## WORK TO BE COMPLETED:
Copy the data that follows, character for character, minus the pictures.

## MATERIALS PROVIDED:
***

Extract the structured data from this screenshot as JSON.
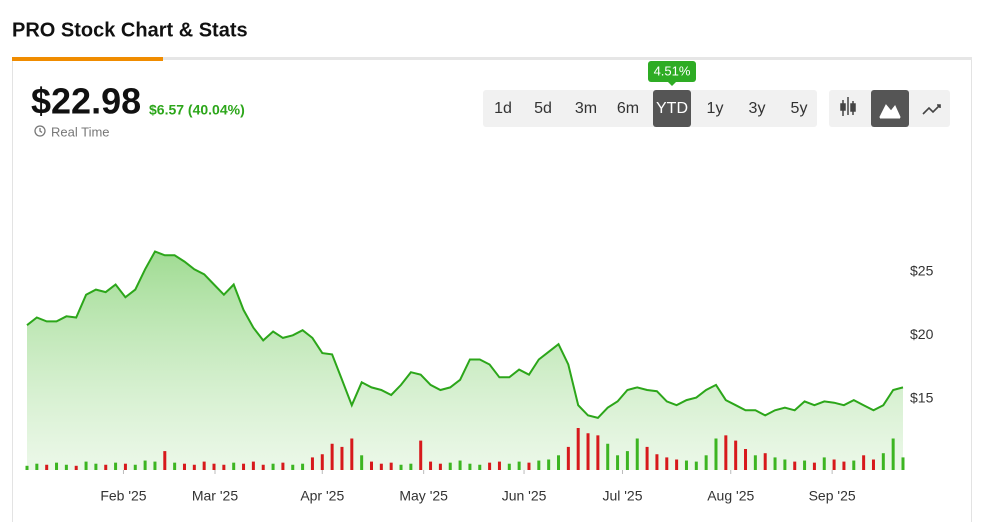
{
  "page": {
    "title": "PRO Stock Chart & Stats",
    "price": "$22.98",
    "change": "$6.57 (40.04%)",
    "real_time": "Real Time",
    "ranges": [
      "1d",
      "5d",
      "3m",
      "6m",
      "YTD",
      "1y",
      "3y",
      "5y"
    ],
    "active_range": 4,
    "range_badge": "4.51%"
  },
  "chart_data": {
    "type": "area",
    "series": [
      {
        "color": "#2ca61a",
        "values": [
          20.8,
          21.4,
          21.1,
          21.1,
          21.5,
          21.4,
          23.2,
          23.6,
          23.4,
          24.0,
          23.0,
          23.6,
          25.2,
          26.6,
          26.3,
          26.3,
          25.8,
          25.2,
          24.8,
          24.0,
          23.2,
          24.0,
          22.0,
          20.6,
          19.6,
          20.3,
          19.8,
          20.0,
          20.4,
          19.8,
          18.6,
          18.5,
          16.5,
          14.5,
          16.3,
          15.9,
          15.7,
          15.3,
          16.1,
          17.1,
          16.9,
          16.1,
          15.7,
          15.9,
          16.5,
          18.1,
          18.1,
          17.7,
          16.7,
          16.7,
          17.3,
          16.9,
          18.1,
          18.7,
          19.3,
          17.7,
          14.5,
          13.7,
          13.5,
          14.3,
          14.8,
          15.7,
          15.9,
          15.7,
          15.6,
          14.8,
          14.5,
          14.9,
          15.1,
          15.7,
          16.1,
          14.9,
          14.5,
          14.1,
          14.1,
          13.7,
          14.1,
          14.3,
          14.1,
          14.8,
          14.5,
          14.8,
          14.7,
          14.5,
          14.9,
          14.5,
          14.1,
          14.5,
          15.7,
          15.9
        ]
      }
    ],
    "volume": {
      "up_color": "#3cb521",
      "down_color": "#d7191c",
      "values": [
        4,
        6,
        5,
        7,
        5,
        4,
        8,
        6,
        5,
        7,
        6,
        5,
        9,
        8,
        18,
        7,
        6,
        5,
        8,
        6,
        5,
        7,
        6,
        8,
        5,
        6,
        7,
        5,
        6,
        12,
        15,
        25,
        22,
        30,
        14,
        8,
        6,
        7,
        5,
        6,
        28,
        8,
        6,
        7,
        9,
        6,
        5,
        7,
        8,
        6,
        8,
        7,
        9,
        10,
        14,
        22,
        40,
        35,
        33,
        25,
        14,
        18,
        30,
        22,
        15,
        12,
        10,
        9,
        8,
        14,
        30,
        33,
        28,
        20,
        14,
        16,
        12,
        10,
        8,
        9,
        7,
        12,
        10,
        8,
        9,
        14,
        10,
        16,
        30,
        12
      ]
    },
    "xlim": [
      0,
      89
    ],
    "xticks": [
      {
        "value": 9.8,
        "label": "Feb '25"
      },
      {
        "value": 19.1,
        "label": "Mar '25"
      },
      {
        "value": 30.0,
        "label": "Apr '25"
      },
      {
        "value": 40.3,
        "label": "May '25"
      },
      {
        "value": 50.5,
        "label": "Jun '25"
      },
      {
        "value": 60.5,
        "label": "Jul '25"
      },
      {
        "value": 71.5,
        "label": "Aug '25"
      },
      {
        "value": 81.8,
        "label": "Sep '25"
      }
    ],
    "ylim": [
      9.4,
      33.8
    ],
    "yticks": [
      {
        "value": 15,
        "label": "$15"
      },
      {
        "value": 20,
        "label": "$20"
      },
      {
        "value": 25,
        "label": "$25"
      }
    ]
  }
}
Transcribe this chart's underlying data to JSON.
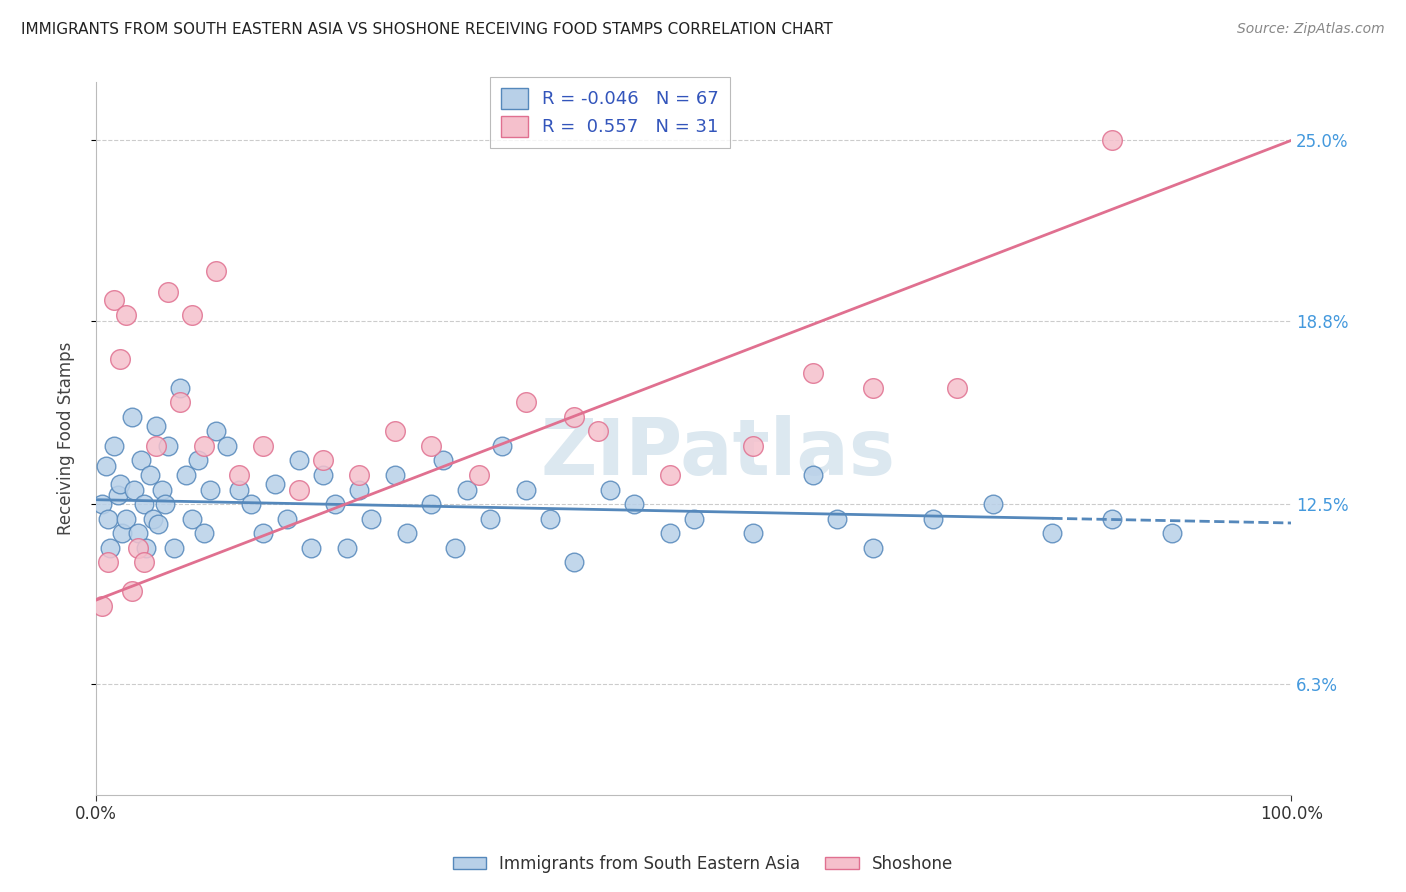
{
  "title": "IMMIGRANTS FROM SOUTH EASTERN ASIA VS SHOSHONE RECEIVING FOOD STAMPS CORRELATION CHART",
  "source": "Source: ZipAtlas.com",
  "ylabel": "Receiving Food Stamps",
  "xmin": 0.0,
  "xmax": 100.0,
  "ymin": 2.5,
  "ymax": 27.0,
  "yticks": [
    6.3,
    12.5,
    18.8,
    25.0
  ],
  "ytick_labels": [
    "6.3%",
    "12.5%",
    "18.8%",
    "25.0%"
  ],
  "xtick_labels": [
    "0.0%",
    "100.0%"
  ],
  "blue_color": "#b8d0e8",
  "blue_edge_color": "#5588bb",
  "pink_color": "#f5c0cc",
  "pink_edge_color": "#e07090",
  "blue_label": "Immigrants from South Eastern Asia",
  "pink_label": "Shoshone",
  "blue_R": -0.046,
  "blue_N": 67,
  "pink_R": 0.557,
  "pink_N": 31,
  "watermark": "ZIPatlas",
  "blue_line_start_y": 12.65,
  "blue_line_end_y": 11.85,
  "pink_line_start_y": 9.2,
  "pink_line_end_y": 25.0,
  "blue_scatter_x": [
    0.5,
    0.8,
    1.0,
    1.2,
    1.5,
    1.8,
    2.0,
    2.2,
    2.5,
    3.0,
    3.2,
    3.5,
    3.8,
    4.0,
    4.2,
    4.5,
    4.8,
    5.0,
    5.2,
    5.5,
    5.8,
    6.0,
    6.5,
    7.0,
    7.5,
    8.0,
    8.5,
    9.0,
    9.5,
    10.0,
    11.0,
    12.0,
    13.0,
    14.0,
    15.0,
    16.0,
    17.0,
    18.0,
    19.0,
    20.0,
    21.0,
    22.0,
    23.0,
    25.0,
    26.0,
    28.0,
    29.0,
    30.0,
    31.0,
    33.0,
    34.0,
    36.0,
    38.0,
    40.0,
    43.0,
    45.0,
    48.0,
    50.0,
    55.0,
    60.0,
    62.0,
    65.0,
    70.0,
    75.0,
    80.0,
    85.0,
    90.0
  ],
  "blue_scatter_y": [
    12.5,
    13.8,
    12.0,
    11.0,
    14.5,
    12.8,
    13.2,
    11.5,
    12.0,
    15.5,
    13.0,
    11.5,
    14.0,
    12.5,
    11.0,
    13.5,
    12.0,
    15.2,
    11.8,
    13.0,
    12.5,
    14.5,
    11.0,
    16.5,
    13.5,
    12.0,
    14.0,
    11.5,
    13.0,
    15.0,
    14.5,
    13.0,
    12.5,
    11.5,
    13.2,
    12.0,
    14.0,
    11.0,
    13.5,
    12.5,
    11.0,
    13.0,
    12.0,
    13.5,
    11.5,
    12.5,
    14.0,
    11.0,
    13.0,
    12.0,
    14.5,
    13.0,
    12.0,
    10.5,
    13.0,
    12.5,
    11.5,
    12.0,
    11.5,
    13.5,
    12.0,
    11.0,
    12.0,
    12.5,
    11.5,
    12.0,
    11.5
  ],
  "pink_scatter_x": [
    0.5,
    1.0,
    1.5,
    2.0,
    2.5,
    3.0,
    3.5,
    4.0,
    5.0,
    6.0,
    7.0,
    8.0,
    9.0,
    10.0,
    12.0,
    14.0,
    17.0,
    19.0,
    22.0,
    25.0,
    28.0,
    32.0,
    36.0,
    40.0,
    42.0,
    48.0,
    55.0,
    60.0,
    65.0,
    72.0,
    85.0
  ],
  "pink_scatter_y": [
    9.0,
    10.5,
    19.5,
    17.5,
    19.0,
    9.5,
    11.0,
    10.5,
    14.5,
    19.8,
    16.0,
    19.0,
    14.5,
    20.5,
    13.5,
    14.5,
    13.0,
    14.0,
    13.5,
    15.0,
    14.5,
    13.5,
    16.0,
    15.5,
    15.0,
    13.5,
    14.5,
    17.0,
    16.5,
    16.5,
    25.0
  ]
}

***

## REPLY:
Extract the structured data from this screenshot as JSON.
{
  "page": {
    "title": "PRO Stock Chart & Stats",
    "price": "$22.98",
    "change": "$6.57 (40.04%)",
    "real_time": "Real Time",
    "ranges": [
      "1d",
      "5d",
      "3m",
      "6m",
      "YTD",
      "1y",
      "3y",
      "5y"
    ],
    "active_range": 4,
    "range_badge": "4.51%"
  },
  "chart_data": {
    "type": "area",
    "series": [
      {
        "color": "#2ca61a",
        "values": [
          20.8,
          21.4,
          21.1,
          21.1,
          21.5,
          21.4,
          23.2,
          23.6,
          23.4,
          24.0,
          23.0,
          23.6,
          25.2,
          26.6,
          26.3,
          26.3,
          25.8,
          25.2,
          24.8,
          24.0,
          23.2,
          24.0,
          22.0,
          20.6,
          19.6,
          20.3,
          19.8,
          20.0,
          20.4,
          19.8,
          18.6,
          18.5,
          16.5,
          14.5,
          16.3,
          15.9,
          15.7,
          15.3,
          16.1,
          17.1,
          16.9,
          16.1,
          15.7,
          15.9,
          16.5,
          18.1,
          18.1,
          17.7,
          16.7,
          16.7,
          17.3,
          16.9,
          18.1,
          18.7,
          19.3,
          17.7,
          14.5,
          13.7,
          13.5,
          14.3,
          14.8,
          15.7,
          15.9,
          15.7,
          15.6,
          14.8,
          14.5,
          14.9,
          15.1,
          15.7,
          16.1,
          14.9,
          14.5,
          14.1,
          14.1,
          13.7,
          14.1,
          14.3,
          14.1,
          14.8,
          14.5,
          14.8,
          14.7,
          14.5,
          14.9,
          14.5,
          14.1,
          14.5,
          15.7,
          15.9
        ]
      }
    ],
    "volume": {
      "up_color": "#3cb521",
      "down_color": "#d7191c",
      "values": [
        4,
        6,
        5,
        7,
        5,
        4,
        8,
        6,
        5,
        7,
        6,
        5,
        9,
        8,
        18,
        7,
        6,
        5,
        8,
        6,
        5,
        7,
        6,
        8,
        5,
        6,
        7,
        5,
        6,
        12,
        15,
        25,
        22,
        30,
        14,
        8,
        6,
        7,
        5,
        6,
        28,
        8,
        6,
        7,
        9,
        6,
        5,
        7,
        8,
        6,
        8,
        7,
        9,
        10,
        14,
        22,
        40,
        35,
        33,
        25,
        14,
        18,
        30,
        22,
        15,
        12,
        10,
        9,
        8,
        14,
        30,
        33,
        28,
        20,
        14,
        16,
        12,
        10,
        8,
        9,
        7,
        12,
        10,
        8,
        9,
        14,
        10,
        16,
        30,
        12
      ]
    },
    "xlim": [
      0,
      89
    ],
    "xticks": [
      {
        "value": 9.8,
        "label": "Feb '25"
      },
      {
        "value": 19.1,
        "label": "Mar '25"
      },
      {
        "value": 30.0,
        "label": "Apr '25"
      },
      {
        "value": 40.3,
        "label": "May '25"
      },
      {
        "value": 50.5,
        "label": "Jun '25"
      },
      {
        "value": 60.5,
        "label": "Jul '25"
      },
      {
        "value": 71.5,
        "label": "Aug '25"
      },
      {
        "value": 81.8,
        "label": "Sep '25"
      }
    ],
    "ylim": [
      9.4,
      33.8
    ],
    "yticks": [
      {
        "value": 15,
        "label": "$15"
      },
      {
        "value": 20,
        "label": "$20"
      },
      {
        "value": 25,
        "label": "$25"
      }
    ]
  }
}
Transcribe this chart's underlying data to JSON.
{
  "title": "IMMIGRANTS FROM SOUTH EASTERN ASIA VS SHOSHONE RECEIVING FOOD STAMPS CORRELATION CHART",
  "source": "Source: ZipAtlas.com",
  "ylabel": "Receiving Food Stamps",
  "xmin": 0.0,
  "xmax": 100.0,
  "ymin": 2.5,
  "ymax": 27.0,
  "yticks": [
    6.3,
    12.5,
    18.8,
    25.0
  ],
  "ytick_labels": [
    "6.3%",
    "12.5%",
    "18.8%",
    "25.0%"
  ],
  "xtick_labels": [
    "0.0%",
    "100.0%"
  ],
  "blue_color": "#b8d0e8",
  "blue_edge_color": "#5588bb",
  "pink_color": "#f5c0cc",
  "pink_edge_color": "#e07090",
  "blue_label": "Immigrants from South Eastern Asia",
  "pink_label": "Shoshone",
  "blue_R": -0.046,
  "blue_N": 67,
  "pink_R": 0.557,
  "pink_N": 31,
  "watermark": "ZIPatlas",
  "blue_line_start_y": 12.65,
  "blue_line_end_y": 11.85,
  "pink_line_start_y": 9.2,
  "pink_line_end_y": 25.0,
  "blue_scatter_x": [
    0.5,
    0.8,
    1.0,
    1.2,
    1.5,
    1.8,
    2.0,
    2.2,
    2.5,
    3.0,
    3.2,
    3.5,
    3.8,
    4.0,
    4.2,
    4.5,
    4.8,
    5.0,
    5.2,
    5.5,
    5.8,
    6.0,
    6.5,
    7.0,
    7.5,
    8.0,
    8.5,
    9.0,
    9.5,
    10.0,
    11.0,
    12.0,
    13.0,
    14.0,
    15.0,
    16.0,
    17.0,
    18.0,
    19.0,
    20.0,
    21.0,
    22.0,
    23.0,
    25.0,
    26.0,
    28.0,
    29.0,
    30.0,
    31.0,
    33.0,
    34.0,
    36.0,
    38.0,
    40.0,
    43.0,
    45.0,
    48.0,
    50.0,
    55.0,
    60.0,
    62.0,
    65.0,
    70.0,
    75.0,
    80.0,
    85.0,
    90.0
  ],
  "blue_scatter_y": [
    12.5,
    13.8,
    12.0,
    11.0,
    14.5,
    12.8,
    13.2,
    11.5,
    12.0,
    15.5,
    13.0,
    11.5,
    14.0,
    12.5,
    11.0,
    13.5,
    12.0,
    15.2,
    11.8,
    13.0,
    12.5,
    14.5,
    11.0,
    16.5,
    13.5,
    12.0,
    14.0,
    11.5,
    13.0,
    15.0,
    14.5,
    13.0,
    12.5,
    11.5,
    13.2,
    12.0,
    14.0,
    11.0,
    13.5,
    12.5,
    11.0,
    13.0,
    12.0,
    13.5,
    11.5,
    12.5,
    14.0,
    11.0,
    13.0,
    12.0,
    14.5,
    13.0,
    12.0,
    10.5,
    13.0,
    12.5,
    11.5,
    12.0,
    11.5,
    13.5,
    12.0,
    11.0,
    12.0,
    12.5,
    11.5,
    12.0,
    11.5
  ],
  "pink_scatter_x": [
    0.5,
    1.0,
    1.5,
    2.0,
    2.5,
    3.0,
    3.5,
    4.0,
    5.0,
    6.0,
    7.0,
    8.0,
    9.0,
    10.0,
    12.0,
    14.0,
    17.0,
    19.0,
    22.0,
    25.0,
    28.0,
    32.0,
    36.0,
    40.0,
    42.0,
    48.0,
    55.0,
    60.0,
    65.0,
    72.0,
    85.0
  ],
  "pink_scatter_y": [
    9.0,
    10.5,
    19.5,
    17.5,
    19.0,
    9.5,
    11.0,
    10.5,
    14.5,
    19.8,
    16.0,
    19.0,
    14.5,
    20.5,
    13.5,
    14.5,
    13.0,
    14.0,
    13.5,
    15.0,
    14.5,
    13.5,
    16.0,
    15.5,
    15.0,
    13.5,
    14.5,
    17.0,
    16.5,
    16.5,
    25.0
  ]
}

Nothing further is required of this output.